WORK ITEM: What is the count of lines below that include "pcup"? Reply with nothing else.

DATA LISTING:
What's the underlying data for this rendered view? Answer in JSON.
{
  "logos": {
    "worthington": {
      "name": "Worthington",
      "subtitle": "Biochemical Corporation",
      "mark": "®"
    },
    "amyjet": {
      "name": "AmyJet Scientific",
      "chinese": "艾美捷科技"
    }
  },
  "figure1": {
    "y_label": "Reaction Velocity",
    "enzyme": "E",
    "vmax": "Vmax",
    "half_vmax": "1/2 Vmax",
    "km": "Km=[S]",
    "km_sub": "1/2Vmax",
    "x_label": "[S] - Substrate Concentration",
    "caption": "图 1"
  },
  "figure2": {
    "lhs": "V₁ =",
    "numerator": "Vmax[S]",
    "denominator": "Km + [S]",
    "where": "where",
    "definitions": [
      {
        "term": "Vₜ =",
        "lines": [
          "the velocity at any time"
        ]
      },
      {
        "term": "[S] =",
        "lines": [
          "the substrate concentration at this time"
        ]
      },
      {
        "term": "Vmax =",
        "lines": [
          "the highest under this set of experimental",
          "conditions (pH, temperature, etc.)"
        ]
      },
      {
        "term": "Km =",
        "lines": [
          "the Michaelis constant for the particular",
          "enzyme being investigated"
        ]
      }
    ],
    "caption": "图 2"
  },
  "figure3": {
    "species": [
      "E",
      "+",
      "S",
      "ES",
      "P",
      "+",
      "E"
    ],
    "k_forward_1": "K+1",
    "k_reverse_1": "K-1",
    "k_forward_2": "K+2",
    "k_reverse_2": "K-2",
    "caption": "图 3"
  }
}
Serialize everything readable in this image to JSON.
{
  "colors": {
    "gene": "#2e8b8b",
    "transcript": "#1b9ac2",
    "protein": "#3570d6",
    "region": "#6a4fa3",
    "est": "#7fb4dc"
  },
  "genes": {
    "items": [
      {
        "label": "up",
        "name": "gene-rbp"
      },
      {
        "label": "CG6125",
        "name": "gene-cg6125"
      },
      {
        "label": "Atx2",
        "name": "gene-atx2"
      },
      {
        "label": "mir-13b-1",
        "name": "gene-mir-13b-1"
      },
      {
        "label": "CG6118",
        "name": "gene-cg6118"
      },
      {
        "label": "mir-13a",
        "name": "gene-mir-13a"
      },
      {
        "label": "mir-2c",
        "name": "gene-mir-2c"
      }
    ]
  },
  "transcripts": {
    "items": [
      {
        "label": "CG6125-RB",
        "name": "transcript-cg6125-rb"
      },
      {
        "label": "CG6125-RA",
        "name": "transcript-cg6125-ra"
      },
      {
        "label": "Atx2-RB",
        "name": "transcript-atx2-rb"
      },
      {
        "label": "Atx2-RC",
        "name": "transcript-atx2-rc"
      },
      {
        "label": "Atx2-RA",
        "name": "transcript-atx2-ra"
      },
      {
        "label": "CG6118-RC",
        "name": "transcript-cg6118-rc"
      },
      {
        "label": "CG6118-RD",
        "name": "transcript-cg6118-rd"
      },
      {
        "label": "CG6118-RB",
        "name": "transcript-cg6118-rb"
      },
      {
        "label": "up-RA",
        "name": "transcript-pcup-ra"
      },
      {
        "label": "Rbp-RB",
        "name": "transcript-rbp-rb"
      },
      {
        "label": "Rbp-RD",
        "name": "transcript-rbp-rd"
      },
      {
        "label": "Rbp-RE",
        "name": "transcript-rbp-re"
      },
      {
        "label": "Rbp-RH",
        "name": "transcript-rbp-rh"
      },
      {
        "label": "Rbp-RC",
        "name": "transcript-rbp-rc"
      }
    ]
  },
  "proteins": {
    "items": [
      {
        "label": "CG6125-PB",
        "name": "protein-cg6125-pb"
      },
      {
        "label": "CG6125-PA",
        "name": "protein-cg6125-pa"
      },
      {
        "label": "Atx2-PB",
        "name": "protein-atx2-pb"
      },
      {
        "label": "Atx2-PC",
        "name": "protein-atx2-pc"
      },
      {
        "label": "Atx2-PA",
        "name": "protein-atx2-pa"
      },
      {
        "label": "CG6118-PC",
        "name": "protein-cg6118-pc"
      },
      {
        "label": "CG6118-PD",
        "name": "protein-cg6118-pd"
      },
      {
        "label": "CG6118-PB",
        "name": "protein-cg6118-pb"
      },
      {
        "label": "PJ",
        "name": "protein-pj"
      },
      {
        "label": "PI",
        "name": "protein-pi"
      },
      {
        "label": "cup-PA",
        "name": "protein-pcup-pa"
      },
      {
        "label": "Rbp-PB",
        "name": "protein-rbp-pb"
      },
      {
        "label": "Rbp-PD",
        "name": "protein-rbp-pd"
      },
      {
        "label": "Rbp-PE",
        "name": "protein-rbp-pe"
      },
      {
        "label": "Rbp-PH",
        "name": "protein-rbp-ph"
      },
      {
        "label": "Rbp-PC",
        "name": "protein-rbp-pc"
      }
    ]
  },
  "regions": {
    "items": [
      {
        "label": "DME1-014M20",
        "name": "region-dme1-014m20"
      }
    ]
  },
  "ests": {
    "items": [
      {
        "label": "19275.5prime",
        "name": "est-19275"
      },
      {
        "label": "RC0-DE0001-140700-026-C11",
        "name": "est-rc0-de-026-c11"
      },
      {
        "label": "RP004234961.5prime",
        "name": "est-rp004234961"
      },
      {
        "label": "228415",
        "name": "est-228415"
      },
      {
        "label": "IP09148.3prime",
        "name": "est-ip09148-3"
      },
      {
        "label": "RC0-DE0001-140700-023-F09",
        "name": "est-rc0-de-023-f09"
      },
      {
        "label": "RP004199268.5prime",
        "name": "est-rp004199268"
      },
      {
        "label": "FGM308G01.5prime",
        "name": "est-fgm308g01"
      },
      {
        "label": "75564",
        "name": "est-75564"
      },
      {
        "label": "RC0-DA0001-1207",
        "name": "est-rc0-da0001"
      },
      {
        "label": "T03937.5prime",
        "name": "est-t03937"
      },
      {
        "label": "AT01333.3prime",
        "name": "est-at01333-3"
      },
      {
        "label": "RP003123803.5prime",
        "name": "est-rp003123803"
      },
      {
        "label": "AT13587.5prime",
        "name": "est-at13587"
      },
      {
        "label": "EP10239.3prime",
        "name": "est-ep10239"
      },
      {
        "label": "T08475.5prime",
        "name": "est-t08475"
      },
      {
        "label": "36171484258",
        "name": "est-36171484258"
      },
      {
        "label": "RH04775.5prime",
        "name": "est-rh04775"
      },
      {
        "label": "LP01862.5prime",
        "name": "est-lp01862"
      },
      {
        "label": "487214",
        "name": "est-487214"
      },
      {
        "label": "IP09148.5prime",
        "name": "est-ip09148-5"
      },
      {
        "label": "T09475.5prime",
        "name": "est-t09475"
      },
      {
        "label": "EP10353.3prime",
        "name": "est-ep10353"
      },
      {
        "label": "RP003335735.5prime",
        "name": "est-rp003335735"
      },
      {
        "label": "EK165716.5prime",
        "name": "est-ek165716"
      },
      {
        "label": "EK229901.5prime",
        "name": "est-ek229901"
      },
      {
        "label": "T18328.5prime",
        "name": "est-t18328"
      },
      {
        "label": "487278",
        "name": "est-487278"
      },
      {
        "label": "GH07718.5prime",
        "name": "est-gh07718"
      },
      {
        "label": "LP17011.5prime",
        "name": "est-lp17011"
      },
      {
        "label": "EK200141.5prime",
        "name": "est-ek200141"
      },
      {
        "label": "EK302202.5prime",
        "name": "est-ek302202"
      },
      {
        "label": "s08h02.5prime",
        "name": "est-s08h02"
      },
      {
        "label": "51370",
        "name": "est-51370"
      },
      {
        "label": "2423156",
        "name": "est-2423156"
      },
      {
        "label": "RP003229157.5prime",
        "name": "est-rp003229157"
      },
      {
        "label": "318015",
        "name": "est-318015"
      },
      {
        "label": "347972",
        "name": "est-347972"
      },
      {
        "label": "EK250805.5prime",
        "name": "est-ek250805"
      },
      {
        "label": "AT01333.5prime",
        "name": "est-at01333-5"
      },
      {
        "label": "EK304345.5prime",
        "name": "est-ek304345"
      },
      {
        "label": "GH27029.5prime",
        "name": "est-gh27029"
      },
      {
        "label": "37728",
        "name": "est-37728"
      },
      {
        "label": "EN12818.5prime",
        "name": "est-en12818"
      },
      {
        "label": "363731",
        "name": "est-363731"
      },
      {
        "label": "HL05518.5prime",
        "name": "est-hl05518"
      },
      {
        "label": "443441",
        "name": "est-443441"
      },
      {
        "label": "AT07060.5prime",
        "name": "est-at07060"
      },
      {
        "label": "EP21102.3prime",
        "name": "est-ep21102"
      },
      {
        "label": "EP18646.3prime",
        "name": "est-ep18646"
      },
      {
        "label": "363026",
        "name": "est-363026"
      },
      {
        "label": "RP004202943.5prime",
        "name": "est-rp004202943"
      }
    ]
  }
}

RESULT: 2